▶ Direction: Restate each line word for word. Leave out every picture.

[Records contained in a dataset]
::::::::

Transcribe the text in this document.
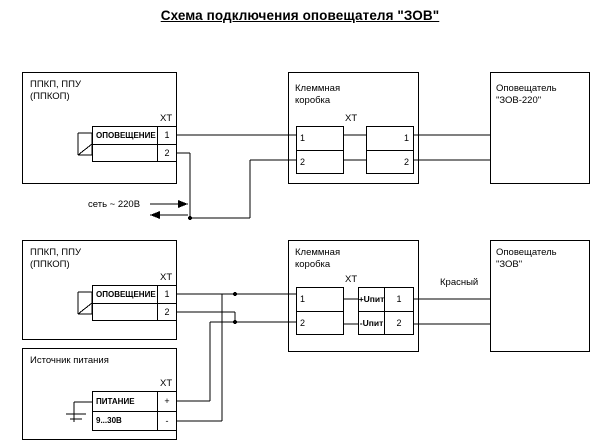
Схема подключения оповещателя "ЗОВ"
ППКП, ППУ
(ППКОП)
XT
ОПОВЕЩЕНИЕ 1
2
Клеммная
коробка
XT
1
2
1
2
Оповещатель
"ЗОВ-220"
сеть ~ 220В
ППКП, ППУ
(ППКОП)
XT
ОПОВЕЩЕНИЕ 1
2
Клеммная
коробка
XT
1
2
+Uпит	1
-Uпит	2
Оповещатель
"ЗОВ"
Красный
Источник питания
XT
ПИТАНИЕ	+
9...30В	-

::::::::

▶ Solution to this exercise:
Transcribe the text in this document.
Схема подключения оповещателя "ЗОВ"
ППКП, ППУ
(ППКОП)
XT
ОПОВЕЩЕНИЕ 1
2
Клеммная
коробка
XT
1
2
1
2
Оповещатель
"ЗОВ-220"
сеть ~ 220В
ППКП, ППУ
(ППКОП)
XT
ОПОВЕЩЕНИЕ 1
2
Клеммная
коробка
XT
1
2
+Uпит	1
-Uпит	2
Оповещатель
"ЗОВ"
Красный
Источник питания
XT
ПИТАНИЕ	+
9...30В	-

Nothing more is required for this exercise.